#### [PROBLEM DETAILS]
Omit the pictures and output every entry below exactly as written.

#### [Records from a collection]
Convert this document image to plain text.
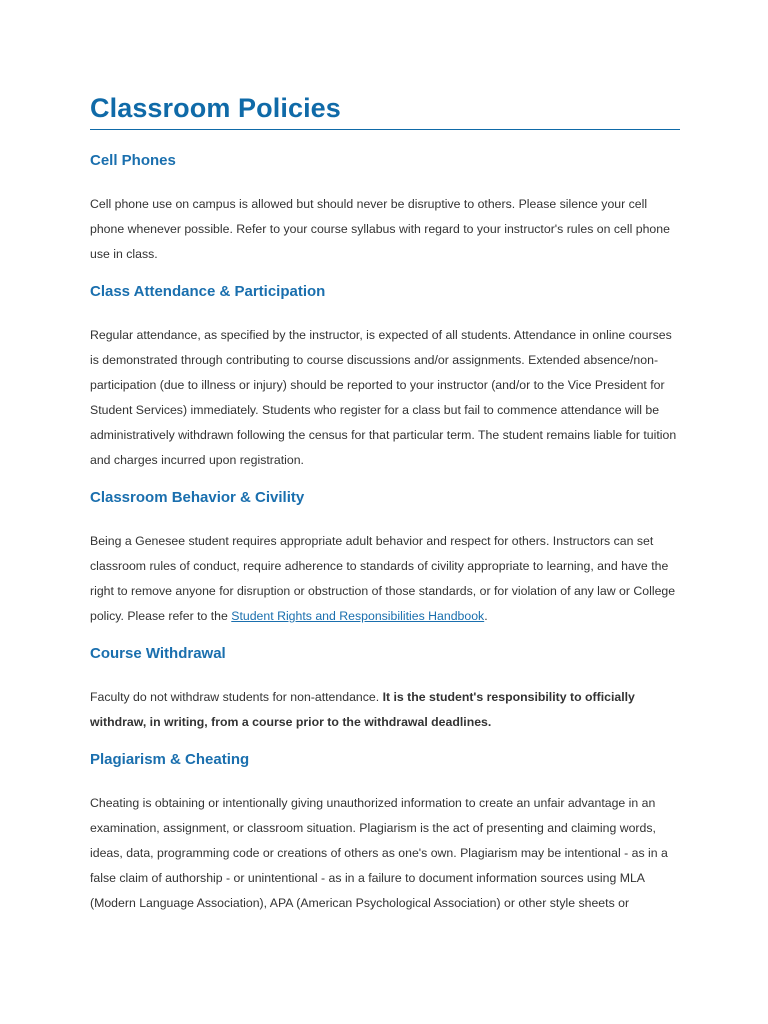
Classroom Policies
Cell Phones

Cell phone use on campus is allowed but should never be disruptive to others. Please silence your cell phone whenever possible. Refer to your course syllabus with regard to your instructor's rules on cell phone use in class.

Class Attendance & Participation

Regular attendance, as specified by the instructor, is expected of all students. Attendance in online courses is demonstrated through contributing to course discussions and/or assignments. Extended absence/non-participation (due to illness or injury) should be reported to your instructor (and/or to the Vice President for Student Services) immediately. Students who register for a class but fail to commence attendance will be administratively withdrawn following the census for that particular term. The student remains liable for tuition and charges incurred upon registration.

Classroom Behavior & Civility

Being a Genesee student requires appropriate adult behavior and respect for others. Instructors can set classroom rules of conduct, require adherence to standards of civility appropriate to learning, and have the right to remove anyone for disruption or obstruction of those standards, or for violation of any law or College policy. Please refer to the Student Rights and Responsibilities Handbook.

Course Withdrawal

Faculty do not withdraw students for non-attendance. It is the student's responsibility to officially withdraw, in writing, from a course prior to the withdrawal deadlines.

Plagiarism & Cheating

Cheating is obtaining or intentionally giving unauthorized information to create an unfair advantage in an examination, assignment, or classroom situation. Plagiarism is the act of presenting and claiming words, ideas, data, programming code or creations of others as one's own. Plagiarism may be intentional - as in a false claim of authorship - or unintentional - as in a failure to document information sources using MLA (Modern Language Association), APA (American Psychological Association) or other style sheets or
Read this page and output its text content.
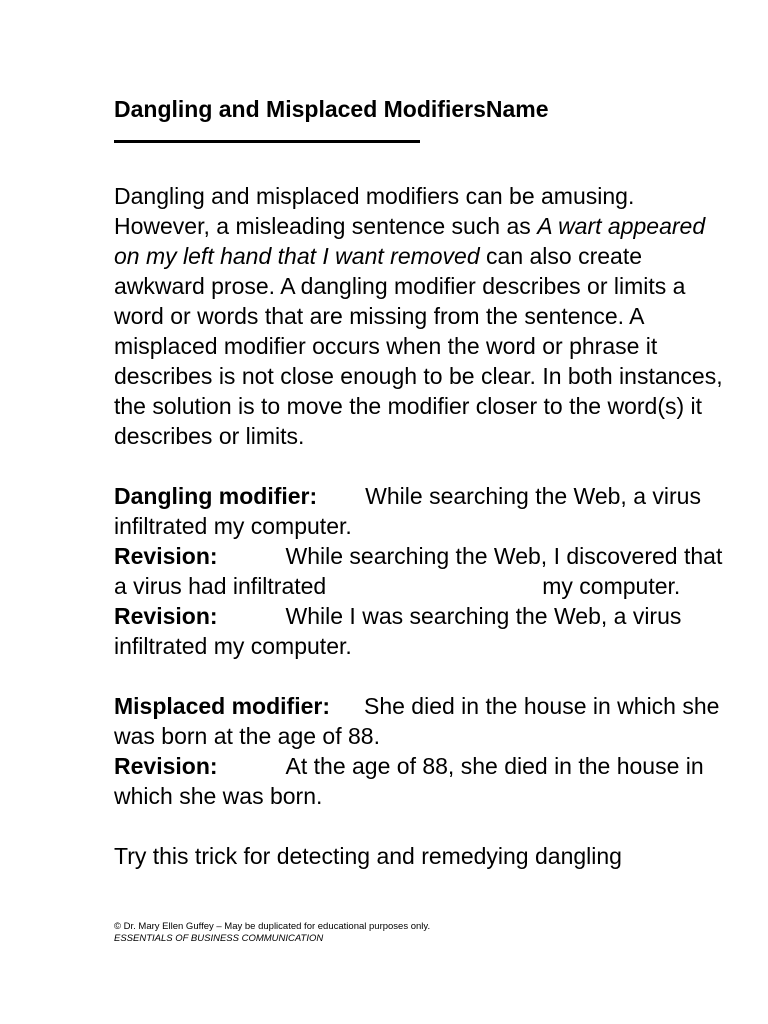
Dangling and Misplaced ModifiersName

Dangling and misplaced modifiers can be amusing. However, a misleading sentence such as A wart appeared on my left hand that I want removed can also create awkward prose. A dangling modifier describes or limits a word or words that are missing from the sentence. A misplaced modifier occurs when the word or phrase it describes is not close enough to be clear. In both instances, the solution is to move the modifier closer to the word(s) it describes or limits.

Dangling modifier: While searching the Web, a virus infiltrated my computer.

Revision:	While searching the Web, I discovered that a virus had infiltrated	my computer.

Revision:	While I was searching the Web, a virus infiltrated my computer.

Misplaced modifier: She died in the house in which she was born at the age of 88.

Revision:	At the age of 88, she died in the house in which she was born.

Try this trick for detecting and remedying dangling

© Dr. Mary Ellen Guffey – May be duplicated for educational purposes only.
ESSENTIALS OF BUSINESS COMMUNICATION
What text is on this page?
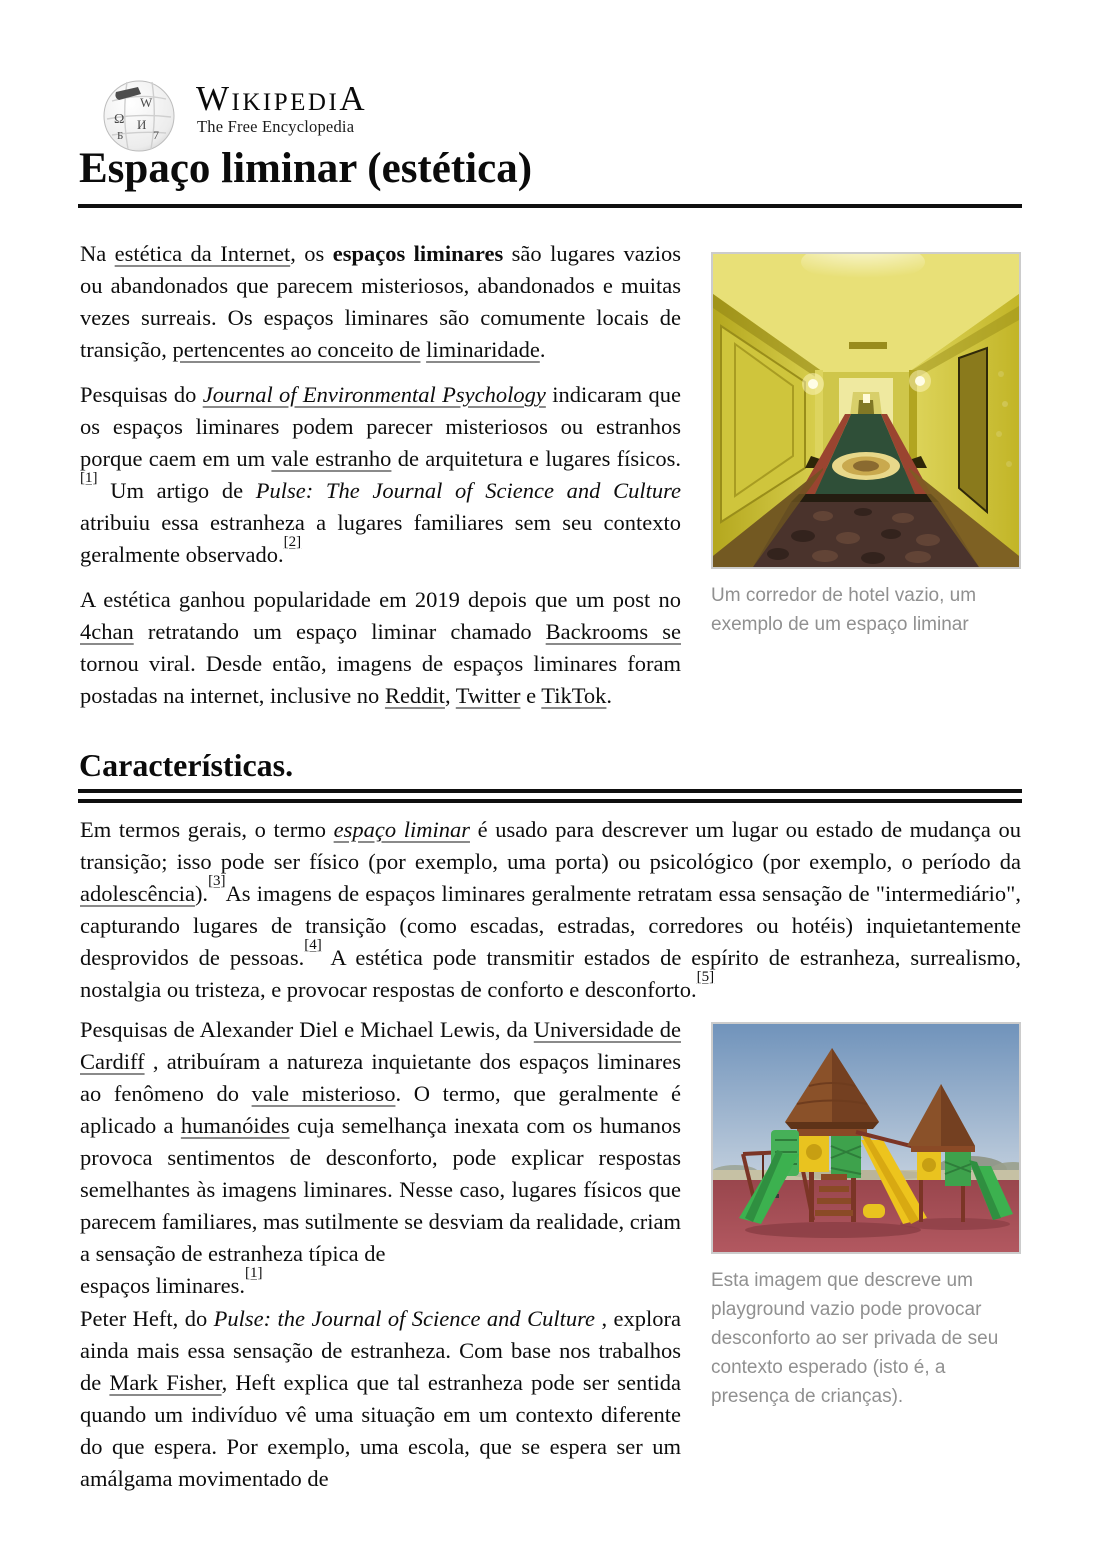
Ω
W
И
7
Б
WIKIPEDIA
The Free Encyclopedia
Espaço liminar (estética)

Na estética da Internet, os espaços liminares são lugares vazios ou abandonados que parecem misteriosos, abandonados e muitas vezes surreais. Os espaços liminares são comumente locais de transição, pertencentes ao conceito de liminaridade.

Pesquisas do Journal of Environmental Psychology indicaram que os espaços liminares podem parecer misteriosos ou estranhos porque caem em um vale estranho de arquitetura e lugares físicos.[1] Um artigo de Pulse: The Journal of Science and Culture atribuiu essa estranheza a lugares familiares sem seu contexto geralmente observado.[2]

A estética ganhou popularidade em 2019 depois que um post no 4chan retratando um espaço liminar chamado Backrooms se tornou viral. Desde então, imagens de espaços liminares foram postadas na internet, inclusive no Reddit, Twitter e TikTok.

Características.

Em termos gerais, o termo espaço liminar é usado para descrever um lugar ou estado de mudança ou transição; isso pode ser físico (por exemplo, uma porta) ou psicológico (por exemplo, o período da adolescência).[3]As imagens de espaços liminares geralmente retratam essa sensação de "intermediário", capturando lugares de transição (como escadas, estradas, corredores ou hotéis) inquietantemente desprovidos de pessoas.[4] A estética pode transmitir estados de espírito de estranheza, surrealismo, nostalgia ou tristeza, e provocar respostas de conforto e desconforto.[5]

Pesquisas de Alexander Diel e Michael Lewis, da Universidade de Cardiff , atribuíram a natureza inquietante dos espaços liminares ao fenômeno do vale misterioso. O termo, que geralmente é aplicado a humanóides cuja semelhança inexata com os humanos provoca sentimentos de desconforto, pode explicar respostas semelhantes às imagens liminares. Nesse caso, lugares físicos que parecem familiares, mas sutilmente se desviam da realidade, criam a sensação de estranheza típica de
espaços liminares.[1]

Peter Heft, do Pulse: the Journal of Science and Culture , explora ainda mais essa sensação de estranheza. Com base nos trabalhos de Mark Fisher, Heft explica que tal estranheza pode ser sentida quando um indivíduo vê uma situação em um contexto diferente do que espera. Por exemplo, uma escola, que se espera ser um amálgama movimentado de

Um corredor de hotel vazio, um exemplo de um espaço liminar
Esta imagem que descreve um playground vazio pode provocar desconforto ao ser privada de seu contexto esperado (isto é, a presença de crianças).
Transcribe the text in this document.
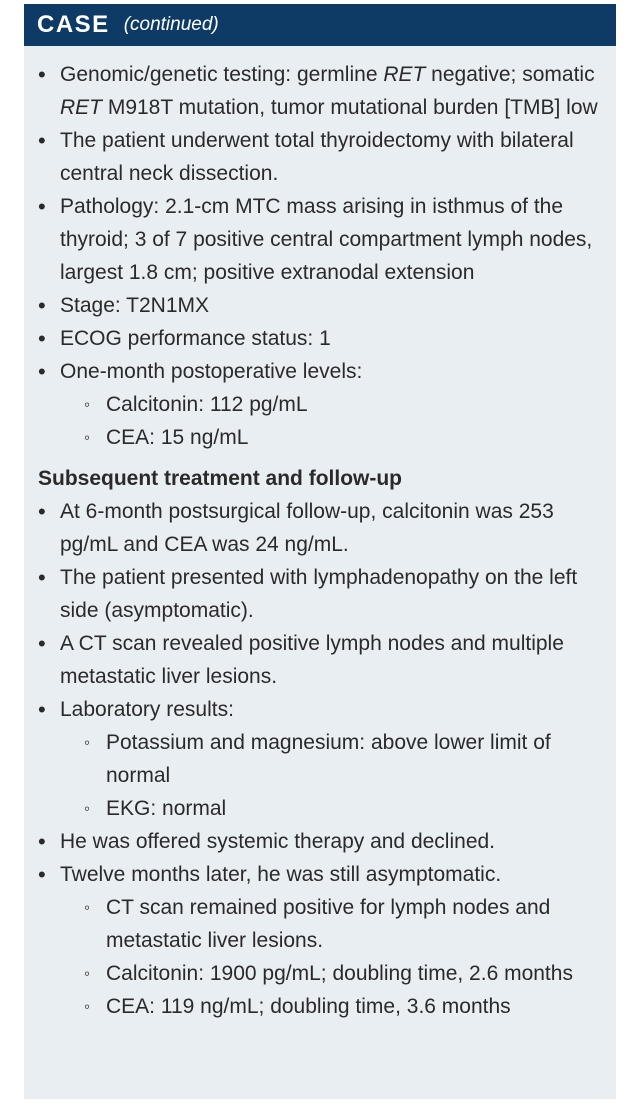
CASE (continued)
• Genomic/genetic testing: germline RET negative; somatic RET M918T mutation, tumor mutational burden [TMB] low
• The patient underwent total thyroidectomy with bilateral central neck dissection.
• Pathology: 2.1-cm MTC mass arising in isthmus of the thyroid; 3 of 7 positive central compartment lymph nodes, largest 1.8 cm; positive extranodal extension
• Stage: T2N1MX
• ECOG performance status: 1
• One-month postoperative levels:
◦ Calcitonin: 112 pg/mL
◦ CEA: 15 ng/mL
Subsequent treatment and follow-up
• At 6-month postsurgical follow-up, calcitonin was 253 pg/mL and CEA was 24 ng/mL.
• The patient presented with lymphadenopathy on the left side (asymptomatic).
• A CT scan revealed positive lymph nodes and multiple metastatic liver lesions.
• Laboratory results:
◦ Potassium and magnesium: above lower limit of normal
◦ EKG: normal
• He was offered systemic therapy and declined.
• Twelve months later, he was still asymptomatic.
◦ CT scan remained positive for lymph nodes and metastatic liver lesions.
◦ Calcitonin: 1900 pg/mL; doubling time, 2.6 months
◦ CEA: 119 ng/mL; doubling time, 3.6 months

#### [THE ANSWER]
Convert this document image to plain text.
Classroom Policies
Cell Phones

Cell phone use on campus is allowed but should never be disruptive to others. Please silence your cell phone whenever possible. Refer to your course syllabus with regard to your instructor's rules on cell phone use in class.

Class Attendance & Participation

Regular attendance, as specified by the instructor, is expected of all students. Attendance in online courses is demonstrated through contributing to course discussions and/or assignments. Extended absence/non-participation (due to illness or injury) should be reported to your instructor (and/or to the Vice President for Student Services) immediately. Students who register for a class but fail to commence attendance will be administratively withdrawn following the census for that particular term. The student remains liable for tuition and charges incurred upon registration.

Classroom Behavior & Civility

Being a Genesee student requires appropriate adult behavior and respect for others. Instructors can set classroom rules of conduct, require adherence to standards of civility appropriate to learning, and have the right to remove anyone for disruption or obstruction of those standards, or for violation of any law or College policy. Please refer to the Student Rights and Responsibilities Handbook.

Course Withdrawal

Faculty do not withdraw students for non-attendance. It is the student's responsibility to officially withdraw, in writing, from a course prior to the withdrawal deadlines.

Plagiarism & Cheating

Cheating is obtaining or intentionally giving unauthorized information to create an unfair advantage in an examination, assignment, or classroom situation. Plagiarism is the act of presenting and claiming words, ideas, data, programming code or creations of others as one's own. Plagiarism may be intentional - as in a false claim of authorship - or unintentional - as in a failure to document information sources using MLA (Modern Language Association), APA (American Psychological Association) or other style sheets or
Read this page and output its text content.
Dangling and Misplaced ModifiersName

Dangling and misplaced modifiers can be amusing. However, a misleading sentence such as A wart appeared on my left hand that I want removed can also create awkward prose. A dangling modifier describes or limits a word or words that are missing from the sentence. A misplaced modifier occurs when the word or phrase it describes is not close enough to be clear. In both instances, the solution is to move the modifier closer to the word(s) it describes or limits.

Dangling modifier: While searching the Web, a virus infiltrated my computer.

Revision:	While searching the Web, I discovered that a virus had infiltrated	my computer.

Revision:	While I was searching the Web, a virus infiltrated my computer.

Misplaced modifier: She died in the house in which she was born at the age of 88.

Revision:	At the age of 88, she died in the house in which she was born.

Try this trick for detecting and remedying dangling

© Dr. Mary Ellen Guffey – May be duplicated for educational purposes only.
ESSENTIALS OF BUSINESS COMMUNICATION
What text is on this page?
Ω
W
И
7
Б
WIKIPEDIA
The Free Encyclopedia
Espaço liminar (estética)

Na estética da Internet, os espaços liminares são lugares vazios ou abandonados que parecem misteriosos, abandonados e muitas vezes surreais. Os espaços liminares são comumente locais de transição, pertencentes ao conceito de liminaridade.

Pesquisas do Journal of Environmental Psychology indicaram que os espaços liminares podem parecer misteriosos ou estranhos porque caem em um vale estranho de arquitetura e lugares físicos.[1] Um artigo de Pulse: The Journal of Science and Culture atribuiu essa estranheza a lugares familiares sem seu contexto geralmente observado.[2]

A estética ganhou popularidade em 2019 depois que um post no 4chan retratando um espaço liminar chamado Backrooms se tornou viral. Desde então, imagens de espaços liminares foram postadas na internet, inclusive no Reddit, Twitter e TikTok.

Características.

Em termos gerais, o termo espaço liminar é usado para descrever um lugar ou estado de mudança ou transição; isso pode ser físico (por exemplo, uma porta) ou psicológico (por exemplo, o período da adolescência).[3]As imagens de espaços liminares geralmente retratam essa sensação de "intermediário", capturando lugares de transição (como escadas, estradas, corredores ou hotéis) inquietantemente desprovidos de pessoas.[4] A estética pode transmitir estados de espírito de estranheza, surrealismo, nostalgia ou tristeza, e provocar respostas de conforto e desconforto.[5]

Pesquisas de Alexander Diel e Michael Lewis, da Universidade de Cardiff , atribuíram a natureza inquietante dos espaços liminares ao fenômeno do vale misterioso. O termo, que geralmente é aplicado a humanóides cuja semelhança inexata com os humanos provoca sentimentos de desconforto, pode explicar respostas semelhantes às imagens liminares. Nesse caso, lugares físicos que parecem familiares, mas sutilmente se desviam da realidade, criam a sensação de estranheza típica de
espaços liminares.[1]

Peter Heft, do Pulse: the Journal of Science and Culture , explora ainda mais essa sensação de estranheza. Com base nos trabalhos de Mark Fisher, Heft explica que tal estranheza pode ser sentida quando um indivíduo vê uma situação em um contexto diferente do que espera. Por exemplo, uma escola, que se espera ser um amálgama movimentado de

Um corredor de hotel vazio, um exemplo de um espaço liminar
Esta imagem que descreve um playground vazio pode provocar desconforto ao ser privada de seu contexto esperado (isto é, a presença de crianças).
Transcribe the text in this document.
CASE (continued)
• Genomic/genetic testing: germline RET negative; somatic RET M918T mutation, tumor mutational burden [TMB] low
• The patient underwent total thyroidectomy with bilateral central neck dissection.
• Pathology: 2.1-cm MTC mass arising in isthmus of the thyroid; 3 of 7 positive central compartment lymph nodes, largest 1.8 cm; positive extranodal extension
• Stage: T2N1MX
• ECOG performance status: 1
• One-month postoperative levels:
◦ Calcitonin: 112 pg/mL
◦ CEA: 15 ng/mL
Subsequent treatment and follow-up
• At 6-month postsurgical follow-up, calcitonin was 253 pg/mL and CEA was 24 ng/mL.
• The patient presented with lymphadenopathy on the left side (asymptomatic).
• A CT scan revealed positive lymph nodes and multiple metastatic liver lesions.
• Laboratory results:
◦ Potassium and magnesium: above lower limit of normal
◦ EKG: normal
• He was offered systemic therapy and declined.
• Twelve months later, he was still asymptomatic.
◦ CT scan remained positive for lymph nodes and metastatic liver lesions.
◦ Calcitonin: 1900 pg/mL; doubling time, 2.6 months
◦ CEA: 119 ng/mL; doubling time, 3.6 months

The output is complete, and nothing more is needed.